### WHAT TO DO
Carry none of the pictures over; write out the complete data exactly.

** BEGIN **

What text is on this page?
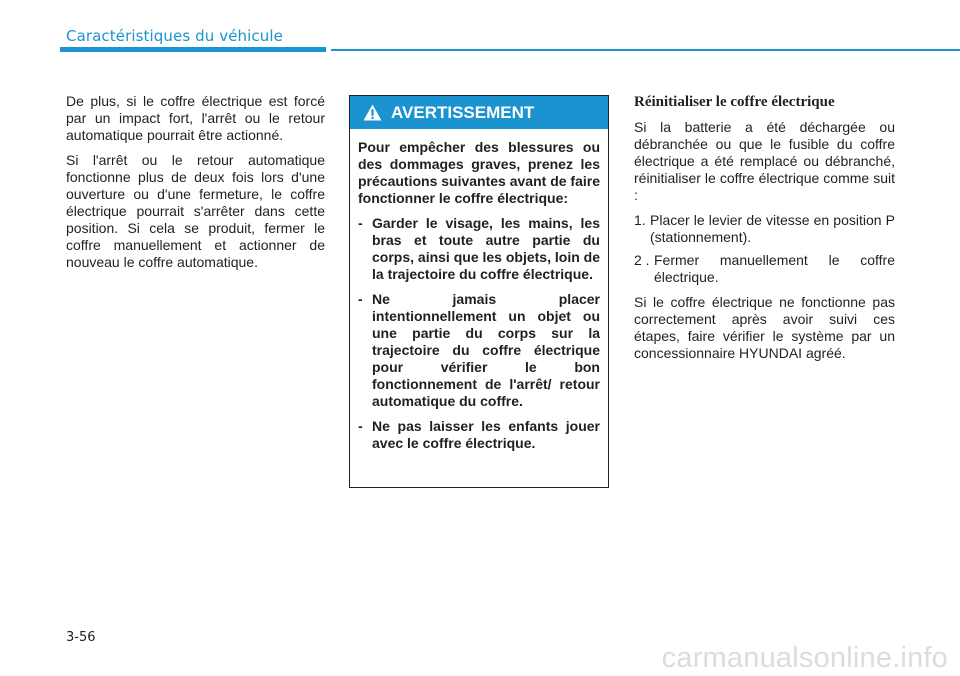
Caractéristiques du véhicule

De plus, si le coffre électrique est forcé par un impact fort, l'arrêt ou le retour automatique pourrait être actionné.

Si l'arrêt ou le retour automatique fonctionne plus de deux fois lors d'une ouverture ou d'une fermeture, le coffre électrique pourrait s'arrêter dans cette position. Si cela se produit, fermer le coffre manuellement et actionner de nouveau le coffre automatique.

AVERTISSEMENT

Pour empêcher des blessures ou des dommages graves, prenez les précautions suivantes avant de faire fonctionner le coffre électrique:

- Garder le visage, les mains, les bras et toute autre partie du corps, ainsi que les objets, loin de la trajectoire du coffre électrique.
- Ne jamais placer intentionnellement un objet ou une partie du corps sur la trajectoire du coffre électrique pour vérifier le bon fonctionnement de l'arrêt/ retour automatique du coffre.
- Ne pas laisser les enfants jouer avec le coffre électrique.
Réinitialiser le coffre électrique

Si la batterie a été déchargée ou débranchée ou que le fusible du coffre électrique a été remplacé ou débranché, réinitialiser le coffre électrique comme suit :

1. Placer le levier de vitesse en position P (stationnement).
2 . Fermer manuellement le coffre électrique.

Si le coffre électrique ne fonctionne pas correctement après avoir suivi ces étapes, faire vérifier le système par un concessionnaire HYUNDAI agréé.

3-56
carmanualsonline.info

** END **

### EXPECTED ANSWER
What text is on this page?
Caractéristiques du véhicule

De plus, si le coffre électrique est forcé par un impact fort, l'arrêt ou le retour automatique pourrait être actionné.

Si l'arrêt ou le retour automatique fonctionne plus de deux fois lors d'une ouverture ou d'une fermeture, le coffre électrique pourrait s'arrêter dans cette position. Si cela se produit, fermer le coffre manuellement et actionner de nouveau le coffre automatique.

AVERTISSEMENT

Pour empêcher des blessures ou des dommages graves, prenez les précautions suivantes avant de faire fonctionner le coffre électrique:

- Garder le visage, les mains, les bras et toute autre partie du corps, ainsi que les objets, loin de la trajectoire du coffre électrique.
- Ne jamais placer intentionnellement un objet ou une partie du corps sur la trajectoire du coffre électrique pour vérifier le bon fonctionnement de l'arrêt/ retour automatique du coffre.
- Ne pas laisser les enfants jouer avec le coffre électrique.
Réinitialiser le coffre électrique

Si la batterie a été déchargée ou débranchée ou que le fusible du coffre électrique a été remplacé ou débranché, réinitialiser le coffre électrique comme suit :

1. Placer le levier de vitesse en position P (stationnement).
2 . Fermer manuellement le coffre électrique.

Si le coffre électrique ne fonctionne pas correctement après avoir suivi ces étapes, faire vérifier le système par un concessionnaire HYUNDAI agréé.

3-56
carmanualsonline.info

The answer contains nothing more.